-------- SUPPLIED DATA --------

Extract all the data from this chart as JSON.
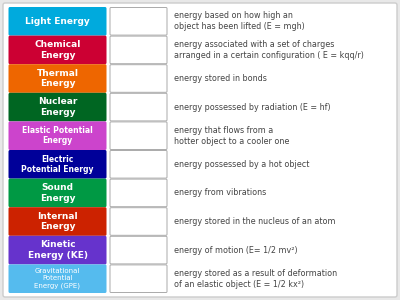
{
  "bg_color": "#e8e8e8",
  "items": [
    {
      "label": "Light Energy",
      "color": "#00aadd",
      "text_lines": [
        "energy based on how high an",
        "object has been lifted (E = mgh)"
      ],
      "label_fontsize": 6.5,
      "bold": true,
      "label_lines": 1
    },
    {
      "label": "Chemical\nEnergy",
      "color": "#cc0033",
      "text_lines": [
        "energy associated with a set of charges",
        "arranged in a certain configuration ( E = kqq/r)"
      ],
      "label_fontsize": 6.5,
      "bold": true,
      "label_lines": 2
    },
    {
      "label": "Thermal\nEnergy",
      "color": "#ee6600",
      "text_lines": [
        "energy stored in bonds"
      ],
      "label_fontsize": 6.5,
      "bold": true,
      "label_lines": 2
    },
    {
      "label": "Nuclear\nEnergy",
      "color": "#006622",
      "text_lines": [
        "energy possessed by radiation (E = hf)"
      ],
      "label_fontsize": 6.5,
      "bold": true,
      "label_lines": 2
    },
    {
      "label": "Elastic Potential\nEnergy",
      "color": "#cc44cc",
      "text_lines": [
        "energy that flows from a",
        "hotter object to a cooler one"
      ],
      "label_fontsize": 5.5,
      "bold": true,
      "label_lines": 2
    },
    {
      "label": "Electric\nPotential Energy",
      "color": "#000099",
      "text_lines": [
        "energy possessed by a hot object"
      ],
      "label_fontsize": 5.5,
      "bold": true,
      "label_lines": 2
    },
    {
      "label": "Sound\nEnergy",
      "color": "#009944",
      "text_lines": [
        "energy from vibrations"
      ],
      "label_fontsize": 6.5,
      "bold": true,
      "label_lines": 2
    },
    {
      "label": "Internal\nEnergy",
      "color": "#cc2200",
      "text_lines": [
        "energy stored in the nucleus of an atom"
      ],
      "label_fontsize": 6.5,
      "bold": true,
      "label_lines": 2
    },
    {
      "label": "Kinetic\nEnergy (KE)",
      "color": "#6633cc",
      "text_lines": [
        "energy of motion (E= 1/2 mv²)"
      ],
      "label_fontsize": 6.5,
      "bold": true,
      "label_lines": 2
    },
    {
      "label": "Gravitational\nPotential\nEnergy (GPE)",
      "color": "#55bbee",
      "text_lines": [
        "energy stored as a result of deformation",
        "of an elastic object (E = 1/2 kx²)"
      ],
      "label_fontsize": 5.0,
      "bold": false,
      "label_lines": 3
    }
  ],
  "label_font_color": "#ffffff",
  "desc_font_color": "#444444",
  "desc_fontsize": 5.8
}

--------

Using the records above, copy every line that has the word "possessed" in it.

        "energy possessed by radiation (E = hf)"
        "energy possessed by a hot object"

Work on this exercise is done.